**TASKS FOR THIS EXERCISE:**
1/ In the taxi trips text, how many community areas does Chicago have?
2/ Print the portion of the taxi trips text between "- Accumulated business" and "for resource allocation.", inclusive.

**TEXT PASSAGE:**
---

As a tenant, we will choose the dataset of Taxi Trips by City of Chicago (2013-2023) as a running scenario. This dataset contains information about taxi trip records from 2013 to 2023 reported to the City of Chicago. With 23 attributes for each data point, including trip duration, distance, location of pickup and dropoff, fares, etc, streaming analytics can provide valuable insights for operations, customer preference that ultimately contribute to the decision making process, improving overall service quality.
Some of the valuable insights can be analyzed from this dataset include:
- Total metrics in a window: calculating the total of several metrics (fare, tips, trips total) for a window of time (daily), operators can see the peak hours when demand is high, base on that adjust fleet availability and pricing strategy.
- Accumulated business metrics so far in a day: calculating accumulated number of trip, fare and average tips, total so far in a day, providing a real-time view of daily business performance.
- Hot spot for pickup community area: Chicago has 77 communities area, and the information about pickup community area are also provided. This can be used to identify popular areas for pickup, useful for resource allocation.
- Hot spot for pickup location: using geo-location, we can specify popular places for pickup, increase dispatch efficiency.
The docker compose located in code/docker-compose-cassandra.yaml
docker-compose -f docker-compose-cassandra.yaml up -d
Run FastAPI server, update data_constrain
variable if you want to use other data files.
python code/platform/main.py
docker-compose up -d
Sending GET request to this url to verified we have 1 connectors installed , http://localhost:8083/connectors
[
"cassandra-sink"

---

**DATA LISTING:**
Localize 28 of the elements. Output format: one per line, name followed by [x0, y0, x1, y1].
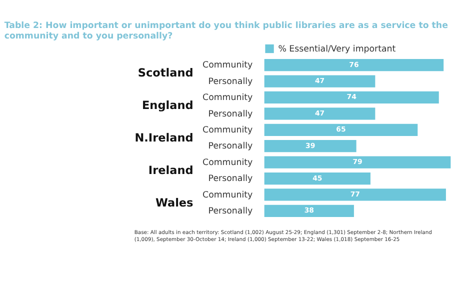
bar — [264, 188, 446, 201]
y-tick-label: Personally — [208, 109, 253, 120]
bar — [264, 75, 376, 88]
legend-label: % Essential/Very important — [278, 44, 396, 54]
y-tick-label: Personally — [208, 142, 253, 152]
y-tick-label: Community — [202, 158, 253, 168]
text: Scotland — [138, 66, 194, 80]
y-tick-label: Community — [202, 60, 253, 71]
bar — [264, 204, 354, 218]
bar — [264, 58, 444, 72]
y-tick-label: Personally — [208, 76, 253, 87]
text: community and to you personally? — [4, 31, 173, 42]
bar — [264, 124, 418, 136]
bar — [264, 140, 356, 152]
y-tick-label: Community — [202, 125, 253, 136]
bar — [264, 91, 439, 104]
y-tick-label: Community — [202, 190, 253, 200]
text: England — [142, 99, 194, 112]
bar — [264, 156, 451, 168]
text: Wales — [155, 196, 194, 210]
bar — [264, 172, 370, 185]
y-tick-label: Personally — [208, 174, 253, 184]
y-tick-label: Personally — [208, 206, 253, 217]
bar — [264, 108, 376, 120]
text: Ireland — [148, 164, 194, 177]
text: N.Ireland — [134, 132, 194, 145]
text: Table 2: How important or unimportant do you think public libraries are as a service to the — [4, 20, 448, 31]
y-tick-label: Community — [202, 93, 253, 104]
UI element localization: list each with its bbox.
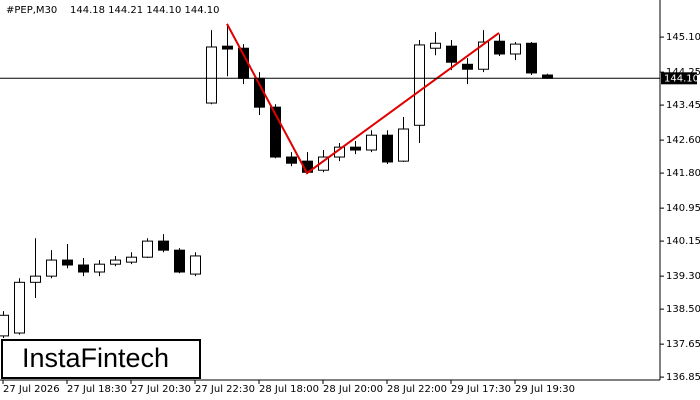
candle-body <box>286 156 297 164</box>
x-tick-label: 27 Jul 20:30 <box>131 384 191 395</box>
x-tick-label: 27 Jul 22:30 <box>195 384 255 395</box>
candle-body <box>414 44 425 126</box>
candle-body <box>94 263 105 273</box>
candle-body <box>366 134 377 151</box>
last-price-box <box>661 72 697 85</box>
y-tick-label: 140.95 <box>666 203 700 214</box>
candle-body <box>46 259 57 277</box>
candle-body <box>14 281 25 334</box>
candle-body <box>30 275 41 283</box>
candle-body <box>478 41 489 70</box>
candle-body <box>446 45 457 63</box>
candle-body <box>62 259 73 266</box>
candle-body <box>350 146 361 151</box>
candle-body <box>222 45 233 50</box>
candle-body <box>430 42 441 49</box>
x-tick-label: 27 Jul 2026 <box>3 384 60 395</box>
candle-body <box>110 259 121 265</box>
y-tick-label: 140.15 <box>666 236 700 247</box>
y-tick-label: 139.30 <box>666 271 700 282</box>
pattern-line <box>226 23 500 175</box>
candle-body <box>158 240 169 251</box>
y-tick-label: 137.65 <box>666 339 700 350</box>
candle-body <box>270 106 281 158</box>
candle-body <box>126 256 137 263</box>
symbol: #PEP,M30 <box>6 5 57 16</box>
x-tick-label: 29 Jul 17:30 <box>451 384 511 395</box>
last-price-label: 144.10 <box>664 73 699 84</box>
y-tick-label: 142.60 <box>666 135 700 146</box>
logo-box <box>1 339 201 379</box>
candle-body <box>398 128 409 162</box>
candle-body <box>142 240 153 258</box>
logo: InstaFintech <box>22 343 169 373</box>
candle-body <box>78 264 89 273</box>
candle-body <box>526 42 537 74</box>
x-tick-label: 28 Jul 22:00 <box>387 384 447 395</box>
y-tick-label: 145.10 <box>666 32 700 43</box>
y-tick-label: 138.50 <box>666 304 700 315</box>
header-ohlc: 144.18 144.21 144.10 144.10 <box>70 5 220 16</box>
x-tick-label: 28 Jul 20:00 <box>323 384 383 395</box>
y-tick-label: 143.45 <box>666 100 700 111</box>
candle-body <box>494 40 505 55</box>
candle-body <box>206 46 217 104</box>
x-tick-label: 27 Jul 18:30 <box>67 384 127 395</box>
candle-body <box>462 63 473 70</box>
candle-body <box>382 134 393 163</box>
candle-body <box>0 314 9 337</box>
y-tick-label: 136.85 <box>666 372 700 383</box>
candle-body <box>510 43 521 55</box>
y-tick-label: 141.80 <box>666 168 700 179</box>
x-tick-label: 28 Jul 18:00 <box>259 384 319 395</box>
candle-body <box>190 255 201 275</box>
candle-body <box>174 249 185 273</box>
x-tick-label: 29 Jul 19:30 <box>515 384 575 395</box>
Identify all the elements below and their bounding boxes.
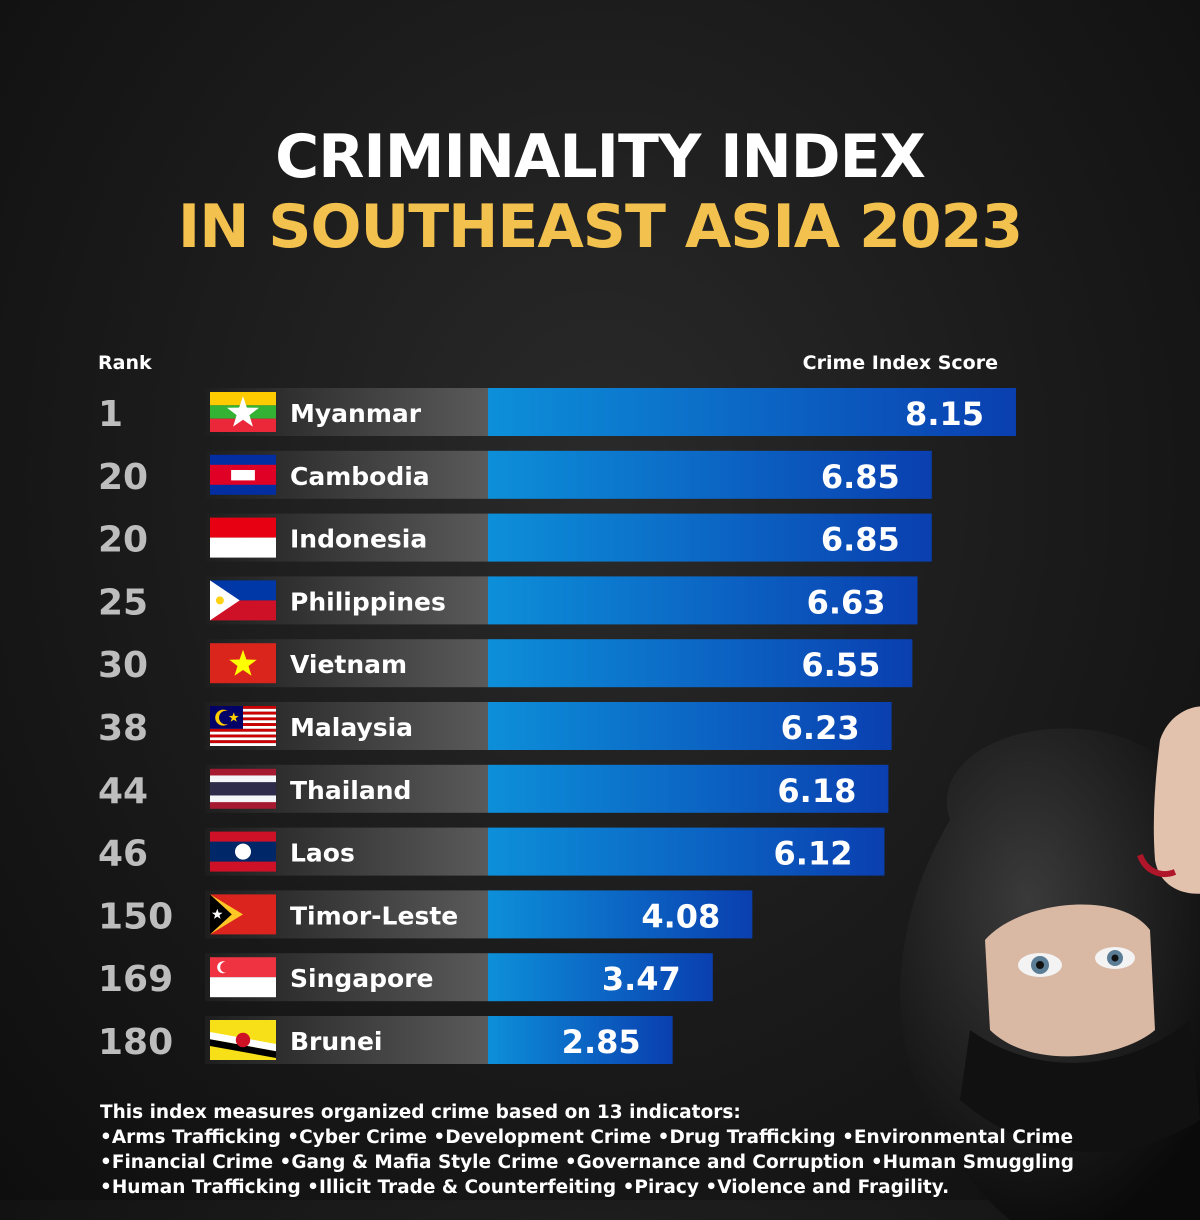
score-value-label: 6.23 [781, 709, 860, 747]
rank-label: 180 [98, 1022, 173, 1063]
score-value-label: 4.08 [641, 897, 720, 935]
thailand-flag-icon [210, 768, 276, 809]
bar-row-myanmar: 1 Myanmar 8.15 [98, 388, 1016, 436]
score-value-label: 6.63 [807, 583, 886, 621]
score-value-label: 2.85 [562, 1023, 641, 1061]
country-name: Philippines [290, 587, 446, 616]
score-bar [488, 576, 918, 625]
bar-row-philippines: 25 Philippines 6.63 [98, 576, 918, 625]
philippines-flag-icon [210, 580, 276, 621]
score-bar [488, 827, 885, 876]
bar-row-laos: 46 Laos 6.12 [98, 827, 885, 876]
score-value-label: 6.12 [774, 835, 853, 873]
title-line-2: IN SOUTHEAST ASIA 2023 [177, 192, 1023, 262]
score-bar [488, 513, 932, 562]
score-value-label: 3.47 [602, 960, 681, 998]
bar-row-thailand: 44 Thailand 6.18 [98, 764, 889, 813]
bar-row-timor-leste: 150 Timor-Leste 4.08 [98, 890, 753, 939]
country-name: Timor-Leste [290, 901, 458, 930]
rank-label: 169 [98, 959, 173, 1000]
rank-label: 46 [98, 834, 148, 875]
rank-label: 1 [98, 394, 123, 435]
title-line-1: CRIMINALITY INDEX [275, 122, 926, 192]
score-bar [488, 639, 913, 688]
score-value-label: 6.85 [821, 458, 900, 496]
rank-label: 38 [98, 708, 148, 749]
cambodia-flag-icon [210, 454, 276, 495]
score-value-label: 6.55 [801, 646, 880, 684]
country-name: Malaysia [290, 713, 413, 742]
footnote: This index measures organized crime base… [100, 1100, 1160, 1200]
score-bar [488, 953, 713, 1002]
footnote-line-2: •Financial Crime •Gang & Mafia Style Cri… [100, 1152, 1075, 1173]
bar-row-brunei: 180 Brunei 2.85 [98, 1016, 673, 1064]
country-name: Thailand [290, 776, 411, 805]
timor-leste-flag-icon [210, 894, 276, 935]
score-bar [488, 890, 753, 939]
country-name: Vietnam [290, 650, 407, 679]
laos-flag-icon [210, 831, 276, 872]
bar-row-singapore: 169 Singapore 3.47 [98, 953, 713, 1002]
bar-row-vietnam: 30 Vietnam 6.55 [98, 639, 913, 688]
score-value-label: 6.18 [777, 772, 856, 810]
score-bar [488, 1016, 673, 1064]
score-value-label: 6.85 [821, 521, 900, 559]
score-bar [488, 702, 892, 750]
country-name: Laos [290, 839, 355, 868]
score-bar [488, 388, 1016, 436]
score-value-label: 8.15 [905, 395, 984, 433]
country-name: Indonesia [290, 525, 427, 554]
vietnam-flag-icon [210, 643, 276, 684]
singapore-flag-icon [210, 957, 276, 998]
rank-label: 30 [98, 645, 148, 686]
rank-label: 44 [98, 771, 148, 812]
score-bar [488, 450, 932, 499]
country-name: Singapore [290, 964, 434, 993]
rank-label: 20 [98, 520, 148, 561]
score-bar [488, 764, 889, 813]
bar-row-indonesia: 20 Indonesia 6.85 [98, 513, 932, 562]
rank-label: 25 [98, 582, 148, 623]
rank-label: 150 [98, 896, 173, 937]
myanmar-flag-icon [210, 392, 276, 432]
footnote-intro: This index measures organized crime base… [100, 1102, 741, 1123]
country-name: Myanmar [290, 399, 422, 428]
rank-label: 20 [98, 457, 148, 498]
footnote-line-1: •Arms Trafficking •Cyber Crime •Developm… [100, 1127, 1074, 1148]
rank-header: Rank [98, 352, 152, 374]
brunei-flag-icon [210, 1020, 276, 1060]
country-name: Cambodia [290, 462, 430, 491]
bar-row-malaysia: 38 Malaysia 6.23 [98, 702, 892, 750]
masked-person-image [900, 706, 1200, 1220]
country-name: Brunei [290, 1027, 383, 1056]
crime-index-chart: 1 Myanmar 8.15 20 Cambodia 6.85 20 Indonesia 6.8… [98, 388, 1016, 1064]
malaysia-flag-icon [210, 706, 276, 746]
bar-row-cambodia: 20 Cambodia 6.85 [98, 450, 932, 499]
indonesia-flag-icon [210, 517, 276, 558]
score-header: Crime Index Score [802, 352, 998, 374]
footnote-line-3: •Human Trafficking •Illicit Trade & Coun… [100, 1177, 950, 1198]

---

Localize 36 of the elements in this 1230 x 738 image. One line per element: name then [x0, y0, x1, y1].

---

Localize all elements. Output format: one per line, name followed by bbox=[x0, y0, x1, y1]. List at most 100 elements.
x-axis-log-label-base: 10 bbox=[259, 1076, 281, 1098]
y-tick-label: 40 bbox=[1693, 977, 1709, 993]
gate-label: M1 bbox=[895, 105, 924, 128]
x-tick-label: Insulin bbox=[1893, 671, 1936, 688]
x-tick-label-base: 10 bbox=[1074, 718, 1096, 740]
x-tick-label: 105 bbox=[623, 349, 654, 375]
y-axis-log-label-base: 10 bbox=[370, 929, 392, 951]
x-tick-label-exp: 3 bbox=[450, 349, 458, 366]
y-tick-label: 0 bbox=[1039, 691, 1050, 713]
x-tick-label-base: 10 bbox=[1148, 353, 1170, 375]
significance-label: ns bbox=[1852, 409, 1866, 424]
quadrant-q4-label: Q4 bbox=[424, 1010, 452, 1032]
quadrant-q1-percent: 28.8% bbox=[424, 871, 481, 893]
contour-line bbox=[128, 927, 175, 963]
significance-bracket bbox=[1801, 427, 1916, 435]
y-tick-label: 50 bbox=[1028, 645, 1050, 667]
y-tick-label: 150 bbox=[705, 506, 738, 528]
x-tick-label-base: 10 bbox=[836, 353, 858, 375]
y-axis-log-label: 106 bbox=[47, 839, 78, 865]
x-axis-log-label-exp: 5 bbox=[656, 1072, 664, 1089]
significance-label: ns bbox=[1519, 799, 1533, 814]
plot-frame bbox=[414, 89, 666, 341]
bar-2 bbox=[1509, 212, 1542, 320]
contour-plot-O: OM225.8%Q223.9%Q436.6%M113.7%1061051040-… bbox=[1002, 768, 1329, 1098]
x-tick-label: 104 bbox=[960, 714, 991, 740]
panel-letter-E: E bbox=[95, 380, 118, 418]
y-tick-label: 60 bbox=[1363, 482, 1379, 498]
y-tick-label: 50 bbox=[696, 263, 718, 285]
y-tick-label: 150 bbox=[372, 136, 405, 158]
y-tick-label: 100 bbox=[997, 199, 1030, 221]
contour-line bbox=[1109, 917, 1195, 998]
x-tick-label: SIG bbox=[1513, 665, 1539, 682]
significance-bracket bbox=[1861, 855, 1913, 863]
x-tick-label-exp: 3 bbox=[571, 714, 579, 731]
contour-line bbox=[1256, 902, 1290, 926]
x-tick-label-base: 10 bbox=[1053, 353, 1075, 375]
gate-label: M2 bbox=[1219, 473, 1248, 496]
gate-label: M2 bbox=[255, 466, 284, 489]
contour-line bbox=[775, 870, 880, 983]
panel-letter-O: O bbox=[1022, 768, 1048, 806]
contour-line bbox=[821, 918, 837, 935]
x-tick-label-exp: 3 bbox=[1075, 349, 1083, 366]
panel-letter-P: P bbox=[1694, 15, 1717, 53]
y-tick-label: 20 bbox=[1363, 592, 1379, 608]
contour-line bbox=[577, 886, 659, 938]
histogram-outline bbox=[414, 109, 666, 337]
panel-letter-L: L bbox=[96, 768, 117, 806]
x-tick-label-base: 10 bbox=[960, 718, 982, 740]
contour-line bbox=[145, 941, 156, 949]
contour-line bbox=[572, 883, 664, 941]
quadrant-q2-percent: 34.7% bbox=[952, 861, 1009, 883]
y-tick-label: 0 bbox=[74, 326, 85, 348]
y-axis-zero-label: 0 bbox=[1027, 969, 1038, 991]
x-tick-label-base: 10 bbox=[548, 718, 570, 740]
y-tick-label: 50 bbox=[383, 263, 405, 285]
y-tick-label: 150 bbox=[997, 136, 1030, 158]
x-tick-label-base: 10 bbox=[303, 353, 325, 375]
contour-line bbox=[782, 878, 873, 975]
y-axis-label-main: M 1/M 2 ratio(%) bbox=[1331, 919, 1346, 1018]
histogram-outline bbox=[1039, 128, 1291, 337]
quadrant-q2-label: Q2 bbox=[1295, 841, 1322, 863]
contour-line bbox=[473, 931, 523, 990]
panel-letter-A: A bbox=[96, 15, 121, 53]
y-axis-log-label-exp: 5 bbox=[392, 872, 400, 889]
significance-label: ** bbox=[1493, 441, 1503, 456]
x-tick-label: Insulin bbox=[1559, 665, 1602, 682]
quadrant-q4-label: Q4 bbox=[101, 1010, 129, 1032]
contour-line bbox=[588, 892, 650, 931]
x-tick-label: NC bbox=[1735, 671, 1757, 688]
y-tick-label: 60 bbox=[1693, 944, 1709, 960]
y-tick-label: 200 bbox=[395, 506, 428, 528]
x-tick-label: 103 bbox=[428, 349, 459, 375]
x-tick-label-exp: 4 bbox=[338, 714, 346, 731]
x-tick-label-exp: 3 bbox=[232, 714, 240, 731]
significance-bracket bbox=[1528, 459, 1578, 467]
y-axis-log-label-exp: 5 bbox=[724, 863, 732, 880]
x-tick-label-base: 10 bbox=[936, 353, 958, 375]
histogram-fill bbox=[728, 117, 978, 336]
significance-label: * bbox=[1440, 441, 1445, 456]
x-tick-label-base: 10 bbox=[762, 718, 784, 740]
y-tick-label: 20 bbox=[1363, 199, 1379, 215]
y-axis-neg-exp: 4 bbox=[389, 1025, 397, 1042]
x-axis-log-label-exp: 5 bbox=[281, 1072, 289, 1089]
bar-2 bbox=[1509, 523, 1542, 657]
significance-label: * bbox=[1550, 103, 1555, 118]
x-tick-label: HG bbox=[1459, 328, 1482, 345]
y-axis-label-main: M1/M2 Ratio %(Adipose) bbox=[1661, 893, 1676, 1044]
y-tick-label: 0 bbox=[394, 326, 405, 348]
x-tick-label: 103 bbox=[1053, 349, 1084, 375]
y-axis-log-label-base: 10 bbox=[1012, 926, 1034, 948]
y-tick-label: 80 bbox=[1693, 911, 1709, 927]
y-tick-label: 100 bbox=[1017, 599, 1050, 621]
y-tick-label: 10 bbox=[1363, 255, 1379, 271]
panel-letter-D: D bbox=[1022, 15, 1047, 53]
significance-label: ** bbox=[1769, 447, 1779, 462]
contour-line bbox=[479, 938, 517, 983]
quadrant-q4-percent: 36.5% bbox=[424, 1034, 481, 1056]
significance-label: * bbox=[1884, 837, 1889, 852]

---

**ANSWERS TO EACH TASK:**
1/ 77

2/
- Accumulated business metrics so far in a day: calculating accumulated number of trip, fare and average tips, total so far in a day, providing a real-time view of daily business performance.
- Hot spot for pickup community area: Chicago has 77 communities area, and the information about pickup community area are also provided. This can be used to identify popular areas for pickup, useful for resource allocation.